--- YOUR TASK ---
Check every line of the data below for "prepared". Copy each one that has it.

--- SUPPLIED RECORDS ---

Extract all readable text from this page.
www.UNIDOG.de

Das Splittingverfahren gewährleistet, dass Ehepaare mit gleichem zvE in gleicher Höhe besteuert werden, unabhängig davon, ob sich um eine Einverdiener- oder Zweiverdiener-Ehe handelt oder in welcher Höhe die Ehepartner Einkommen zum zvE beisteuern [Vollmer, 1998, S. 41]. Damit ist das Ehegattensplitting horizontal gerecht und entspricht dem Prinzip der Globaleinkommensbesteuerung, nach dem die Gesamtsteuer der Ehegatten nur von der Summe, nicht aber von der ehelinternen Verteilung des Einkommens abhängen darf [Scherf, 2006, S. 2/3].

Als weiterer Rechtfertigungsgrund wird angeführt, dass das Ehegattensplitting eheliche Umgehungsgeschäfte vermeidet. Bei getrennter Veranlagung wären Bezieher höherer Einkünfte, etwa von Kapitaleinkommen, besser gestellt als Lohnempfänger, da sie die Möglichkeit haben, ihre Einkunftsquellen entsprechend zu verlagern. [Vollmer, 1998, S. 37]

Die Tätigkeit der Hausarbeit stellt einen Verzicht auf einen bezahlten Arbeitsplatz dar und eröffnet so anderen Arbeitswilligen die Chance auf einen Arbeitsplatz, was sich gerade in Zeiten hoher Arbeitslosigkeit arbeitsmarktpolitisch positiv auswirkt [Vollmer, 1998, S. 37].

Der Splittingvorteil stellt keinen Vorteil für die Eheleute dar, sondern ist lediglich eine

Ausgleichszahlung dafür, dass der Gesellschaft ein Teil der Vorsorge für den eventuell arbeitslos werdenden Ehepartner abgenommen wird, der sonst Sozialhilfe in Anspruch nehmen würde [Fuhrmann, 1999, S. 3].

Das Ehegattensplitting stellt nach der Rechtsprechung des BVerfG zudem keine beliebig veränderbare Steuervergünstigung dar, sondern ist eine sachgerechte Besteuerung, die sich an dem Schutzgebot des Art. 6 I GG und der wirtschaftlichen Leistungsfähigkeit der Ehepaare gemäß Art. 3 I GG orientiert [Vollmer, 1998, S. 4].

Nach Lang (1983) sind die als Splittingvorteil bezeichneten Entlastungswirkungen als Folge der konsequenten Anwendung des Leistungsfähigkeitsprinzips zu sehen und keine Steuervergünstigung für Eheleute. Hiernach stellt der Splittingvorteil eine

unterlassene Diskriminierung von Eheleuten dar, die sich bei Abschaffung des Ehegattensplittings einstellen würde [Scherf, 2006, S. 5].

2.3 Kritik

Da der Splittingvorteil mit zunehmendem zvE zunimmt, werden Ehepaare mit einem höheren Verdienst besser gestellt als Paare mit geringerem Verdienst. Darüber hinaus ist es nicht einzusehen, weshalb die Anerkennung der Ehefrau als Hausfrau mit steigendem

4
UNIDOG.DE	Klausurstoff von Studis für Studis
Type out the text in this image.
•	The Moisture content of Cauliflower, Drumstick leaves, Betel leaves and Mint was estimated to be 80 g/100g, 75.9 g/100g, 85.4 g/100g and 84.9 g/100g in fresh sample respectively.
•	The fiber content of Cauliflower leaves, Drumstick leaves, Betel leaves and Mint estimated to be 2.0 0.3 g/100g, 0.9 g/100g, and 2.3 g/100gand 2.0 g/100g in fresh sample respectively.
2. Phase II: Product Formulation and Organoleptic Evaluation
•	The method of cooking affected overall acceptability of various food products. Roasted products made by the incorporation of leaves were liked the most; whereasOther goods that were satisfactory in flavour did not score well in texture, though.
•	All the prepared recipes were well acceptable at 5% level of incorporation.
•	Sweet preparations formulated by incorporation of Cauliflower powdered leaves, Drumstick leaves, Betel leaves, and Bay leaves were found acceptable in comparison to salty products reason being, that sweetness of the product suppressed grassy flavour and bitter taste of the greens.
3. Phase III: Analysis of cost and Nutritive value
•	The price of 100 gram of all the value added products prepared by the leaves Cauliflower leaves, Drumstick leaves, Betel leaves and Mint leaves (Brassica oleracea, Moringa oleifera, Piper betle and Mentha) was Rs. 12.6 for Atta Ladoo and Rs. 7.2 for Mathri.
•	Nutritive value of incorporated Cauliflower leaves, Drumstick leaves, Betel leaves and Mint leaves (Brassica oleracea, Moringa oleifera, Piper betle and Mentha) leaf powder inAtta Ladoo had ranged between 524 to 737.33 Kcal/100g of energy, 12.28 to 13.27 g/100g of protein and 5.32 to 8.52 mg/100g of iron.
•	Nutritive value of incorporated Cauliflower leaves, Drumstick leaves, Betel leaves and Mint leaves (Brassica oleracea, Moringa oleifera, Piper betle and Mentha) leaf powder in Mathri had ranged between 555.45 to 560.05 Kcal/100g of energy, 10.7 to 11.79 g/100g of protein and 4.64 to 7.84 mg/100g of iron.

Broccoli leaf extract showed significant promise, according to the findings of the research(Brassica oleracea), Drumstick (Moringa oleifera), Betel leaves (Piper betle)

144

--- ANSWER SECTION ---
•	All the prepared recipes were well acceptable at 5% level of incorporation.
•	The price of 100 gram of all the value added products prepared by the leaves Cauliflower leaves, Drumstick leaves, Betel leaves and Mint leaves (Brassica oleracea, Moringa oleifera, Piper betle and Mentha) was Rs. 12.6 for Atta Ladoo and Rs. 7.2 for Mathri.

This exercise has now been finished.